Written instruction:
Go through the data below. List every line that holds the word "title".

Data excerpts:
------------------------------------------------
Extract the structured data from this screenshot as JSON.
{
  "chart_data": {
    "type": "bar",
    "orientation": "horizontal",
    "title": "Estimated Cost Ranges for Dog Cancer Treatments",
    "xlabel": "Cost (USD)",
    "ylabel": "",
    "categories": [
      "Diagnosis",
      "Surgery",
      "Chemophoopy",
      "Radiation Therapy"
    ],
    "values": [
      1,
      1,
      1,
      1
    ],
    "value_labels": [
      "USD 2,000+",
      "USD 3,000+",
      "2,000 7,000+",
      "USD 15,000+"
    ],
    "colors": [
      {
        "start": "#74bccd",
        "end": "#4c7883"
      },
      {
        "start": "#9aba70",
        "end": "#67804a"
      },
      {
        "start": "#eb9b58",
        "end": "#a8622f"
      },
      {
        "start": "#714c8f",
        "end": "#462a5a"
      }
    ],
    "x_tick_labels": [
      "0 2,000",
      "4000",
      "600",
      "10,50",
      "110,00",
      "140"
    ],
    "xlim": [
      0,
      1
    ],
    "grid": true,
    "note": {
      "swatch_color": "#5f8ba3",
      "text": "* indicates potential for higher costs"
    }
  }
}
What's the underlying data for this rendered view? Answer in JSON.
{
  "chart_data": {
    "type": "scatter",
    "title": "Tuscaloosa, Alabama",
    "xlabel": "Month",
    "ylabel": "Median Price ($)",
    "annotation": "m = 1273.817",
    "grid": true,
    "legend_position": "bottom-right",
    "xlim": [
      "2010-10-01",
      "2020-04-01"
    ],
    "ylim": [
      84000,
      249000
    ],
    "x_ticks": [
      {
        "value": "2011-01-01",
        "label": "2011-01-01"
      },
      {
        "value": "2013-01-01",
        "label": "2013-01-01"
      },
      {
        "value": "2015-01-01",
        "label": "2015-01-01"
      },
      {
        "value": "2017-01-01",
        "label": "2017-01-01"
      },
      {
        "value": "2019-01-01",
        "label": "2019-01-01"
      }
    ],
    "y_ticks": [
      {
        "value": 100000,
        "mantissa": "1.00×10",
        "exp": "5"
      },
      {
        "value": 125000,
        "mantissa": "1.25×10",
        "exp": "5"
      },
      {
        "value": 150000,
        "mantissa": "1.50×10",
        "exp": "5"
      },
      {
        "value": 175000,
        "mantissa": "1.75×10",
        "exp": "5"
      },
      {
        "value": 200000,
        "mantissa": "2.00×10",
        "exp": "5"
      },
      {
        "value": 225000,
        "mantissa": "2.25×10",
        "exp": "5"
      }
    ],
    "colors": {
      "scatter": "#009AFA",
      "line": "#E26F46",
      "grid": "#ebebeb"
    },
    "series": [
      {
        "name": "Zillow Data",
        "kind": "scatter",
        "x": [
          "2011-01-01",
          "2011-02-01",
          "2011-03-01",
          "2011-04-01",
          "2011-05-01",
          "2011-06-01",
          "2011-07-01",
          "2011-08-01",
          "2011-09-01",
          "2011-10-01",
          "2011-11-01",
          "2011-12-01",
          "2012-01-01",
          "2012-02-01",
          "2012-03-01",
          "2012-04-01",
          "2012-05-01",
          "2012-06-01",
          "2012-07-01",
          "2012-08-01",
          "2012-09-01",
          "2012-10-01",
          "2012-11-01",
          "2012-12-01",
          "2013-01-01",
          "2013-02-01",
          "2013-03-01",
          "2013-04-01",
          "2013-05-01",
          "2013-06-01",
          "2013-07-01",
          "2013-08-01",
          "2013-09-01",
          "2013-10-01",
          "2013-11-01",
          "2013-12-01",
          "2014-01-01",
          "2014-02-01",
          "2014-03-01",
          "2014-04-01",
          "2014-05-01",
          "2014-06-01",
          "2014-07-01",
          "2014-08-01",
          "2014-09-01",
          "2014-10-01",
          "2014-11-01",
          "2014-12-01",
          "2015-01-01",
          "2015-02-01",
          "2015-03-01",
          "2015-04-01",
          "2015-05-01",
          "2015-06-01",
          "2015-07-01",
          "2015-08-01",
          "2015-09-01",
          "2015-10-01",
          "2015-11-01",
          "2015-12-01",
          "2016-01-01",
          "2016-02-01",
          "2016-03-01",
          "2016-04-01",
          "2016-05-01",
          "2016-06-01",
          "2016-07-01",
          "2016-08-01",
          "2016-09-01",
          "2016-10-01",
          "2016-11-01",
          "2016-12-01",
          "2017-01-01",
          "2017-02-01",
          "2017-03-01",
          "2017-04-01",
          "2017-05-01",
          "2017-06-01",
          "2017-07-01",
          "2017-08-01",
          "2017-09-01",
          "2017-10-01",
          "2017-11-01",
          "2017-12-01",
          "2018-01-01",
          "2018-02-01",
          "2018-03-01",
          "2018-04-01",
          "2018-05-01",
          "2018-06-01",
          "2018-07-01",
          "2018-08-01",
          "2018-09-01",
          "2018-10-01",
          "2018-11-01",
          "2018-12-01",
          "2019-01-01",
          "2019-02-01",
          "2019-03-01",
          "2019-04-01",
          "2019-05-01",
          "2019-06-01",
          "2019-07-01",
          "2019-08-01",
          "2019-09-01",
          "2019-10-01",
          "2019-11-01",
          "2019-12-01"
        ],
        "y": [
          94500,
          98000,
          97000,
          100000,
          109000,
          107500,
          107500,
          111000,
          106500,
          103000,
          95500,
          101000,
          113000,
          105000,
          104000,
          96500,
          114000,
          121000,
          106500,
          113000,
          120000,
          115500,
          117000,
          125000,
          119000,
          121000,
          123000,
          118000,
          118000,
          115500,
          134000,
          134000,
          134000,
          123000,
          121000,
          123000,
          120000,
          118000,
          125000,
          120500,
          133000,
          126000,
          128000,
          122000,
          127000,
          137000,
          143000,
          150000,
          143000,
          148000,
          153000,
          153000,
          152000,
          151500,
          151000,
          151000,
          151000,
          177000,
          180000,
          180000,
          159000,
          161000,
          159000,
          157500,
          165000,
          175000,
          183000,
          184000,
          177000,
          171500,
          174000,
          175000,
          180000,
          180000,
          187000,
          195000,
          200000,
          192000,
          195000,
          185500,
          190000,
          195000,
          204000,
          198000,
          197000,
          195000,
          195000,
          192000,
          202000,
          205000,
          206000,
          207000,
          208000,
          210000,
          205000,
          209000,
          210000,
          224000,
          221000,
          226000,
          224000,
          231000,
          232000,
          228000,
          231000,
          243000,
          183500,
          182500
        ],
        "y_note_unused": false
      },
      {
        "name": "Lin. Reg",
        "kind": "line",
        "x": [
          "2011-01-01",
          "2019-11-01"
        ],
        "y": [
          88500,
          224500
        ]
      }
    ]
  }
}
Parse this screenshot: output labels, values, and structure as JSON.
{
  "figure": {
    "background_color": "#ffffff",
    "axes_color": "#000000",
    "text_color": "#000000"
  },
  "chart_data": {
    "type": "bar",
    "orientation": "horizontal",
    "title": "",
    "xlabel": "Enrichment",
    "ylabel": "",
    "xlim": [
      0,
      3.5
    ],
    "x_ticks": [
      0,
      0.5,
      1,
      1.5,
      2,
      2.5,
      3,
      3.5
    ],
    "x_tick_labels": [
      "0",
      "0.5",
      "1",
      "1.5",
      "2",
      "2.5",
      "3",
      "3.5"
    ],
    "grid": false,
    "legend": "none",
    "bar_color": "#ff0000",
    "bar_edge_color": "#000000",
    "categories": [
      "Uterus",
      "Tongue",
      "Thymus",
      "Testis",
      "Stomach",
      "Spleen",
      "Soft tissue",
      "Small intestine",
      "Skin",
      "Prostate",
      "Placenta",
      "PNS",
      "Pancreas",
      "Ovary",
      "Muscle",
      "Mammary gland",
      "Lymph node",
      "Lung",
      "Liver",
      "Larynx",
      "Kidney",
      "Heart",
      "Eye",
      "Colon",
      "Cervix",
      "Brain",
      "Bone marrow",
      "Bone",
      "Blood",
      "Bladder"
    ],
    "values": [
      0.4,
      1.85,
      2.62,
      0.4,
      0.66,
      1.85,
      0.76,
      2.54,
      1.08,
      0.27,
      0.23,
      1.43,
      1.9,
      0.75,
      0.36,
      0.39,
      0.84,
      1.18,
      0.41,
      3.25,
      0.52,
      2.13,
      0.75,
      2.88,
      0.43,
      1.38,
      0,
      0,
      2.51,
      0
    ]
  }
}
------------------------------------------------
Complete output:
    "title": "Estimated Cost Ranges for Dog Cancer Treatments",
    "title": "Tuscaloosa, Alabama",
    "title": "",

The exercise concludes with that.